* _WHAT IS ASKED_
Restate, word for word, all of the material shown below.

* _DATASET CONTENT_

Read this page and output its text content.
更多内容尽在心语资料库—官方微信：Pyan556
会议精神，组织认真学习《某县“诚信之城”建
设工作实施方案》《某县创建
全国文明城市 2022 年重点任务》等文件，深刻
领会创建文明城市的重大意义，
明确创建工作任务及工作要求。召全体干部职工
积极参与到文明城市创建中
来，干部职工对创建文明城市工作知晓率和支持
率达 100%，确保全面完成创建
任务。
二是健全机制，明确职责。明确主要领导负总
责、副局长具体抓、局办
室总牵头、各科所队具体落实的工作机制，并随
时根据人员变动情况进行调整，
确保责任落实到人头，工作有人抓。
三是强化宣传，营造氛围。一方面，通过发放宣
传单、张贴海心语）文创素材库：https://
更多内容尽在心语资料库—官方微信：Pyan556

* _SOLUTION FOR THIS TASK_
Read this page and output its text content.
更多内容尽在心语资料库—官方微信：Pyan556
会议精神，组织认真学习《某县“诚信之城”建
设工作实施方案》《某县创建
全国文明城市 2022 年重点任务》等文件，深刻
领会创建文明城市的重大意义，
明确创建工作任务及工作要求。召全体干部职工
积极参与到文明城市创建中
来，干部职工对创建文明城市工作知晓率和支持
率达 100%，确保全面完成创建
任务。
二是健全机制，明确职责。明确主要领导负总
责、副局长具体抓、局办
室总牵头、各科所队具体落实的工作机制，并随
时根据人员变动情况进行调整，
确保责任落实到人头，工作有人抓。
三是强化宣传，营造氛围。一方面，通过发放宣
传单、张贴海心语）文创素材库：https://
更多内容尽在心语资料库—官方微信：Pyan556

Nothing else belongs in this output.